● INFORMATION GIVEN
— start —
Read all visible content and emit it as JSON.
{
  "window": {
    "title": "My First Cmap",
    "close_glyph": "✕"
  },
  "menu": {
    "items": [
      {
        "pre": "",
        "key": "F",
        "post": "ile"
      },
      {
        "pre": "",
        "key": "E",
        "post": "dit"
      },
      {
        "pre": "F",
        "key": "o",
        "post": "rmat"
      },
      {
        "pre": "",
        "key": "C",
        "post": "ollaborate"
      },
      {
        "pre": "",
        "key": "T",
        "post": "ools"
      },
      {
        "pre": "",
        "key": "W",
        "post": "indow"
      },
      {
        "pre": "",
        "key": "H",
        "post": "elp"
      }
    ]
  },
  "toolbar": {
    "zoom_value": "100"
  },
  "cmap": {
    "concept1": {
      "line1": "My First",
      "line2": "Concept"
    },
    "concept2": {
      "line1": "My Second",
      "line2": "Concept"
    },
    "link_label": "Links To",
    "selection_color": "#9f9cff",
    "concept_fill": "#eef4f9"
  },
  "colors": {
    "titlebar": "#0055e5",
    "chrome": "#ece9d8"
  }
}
— end —
● DIRECTIVE
Print every record exactly as it was given.

● EXERCISE OUTPUT
Read all visible content and emit it as JSON.
{
  "window": {
    "title": "My First Cmap",
    "close_glyph": "✕"
  },
  "menu": {
    "items": [
      {
        "pre": "",
        "key": "F",
        "post": "ile"
      },
      {
        "pre": "",
        "key": "E",
        "post": "dit"
      },
      {
        "pre": "F",
        "key": "o",
        "post": "rmat"
      },
      {
        "pre": "",
        "key": "C",
        "post": "ollaborate"
      },
      {
        "pre": "",
        "key": "T",
        "post": "ools"
      },
      {
        "pre": "",
        "key": "W",
        "post": "indow"
      },
      {
        "pre": "",
        "key": "H",
        "post": "elp"
      }
    ]
  },
  "toolbar": {
    "zoom_value": "100"
  },
  "cmap": {
    "concept1": {
      "line1": "My First",
      "line2": "Concept"
    },
    "concept2": {
      "line1": "My Second",
      "line2": "Concept"
    },
    "link_label": "Links To",
    "selection_color": "#9f9cff",
    "concept_fill": "#eef4f9"
  },
  "colors": {
    "titlebar": "#0055e5",
    "chrome": "#ece9d8"
  }
}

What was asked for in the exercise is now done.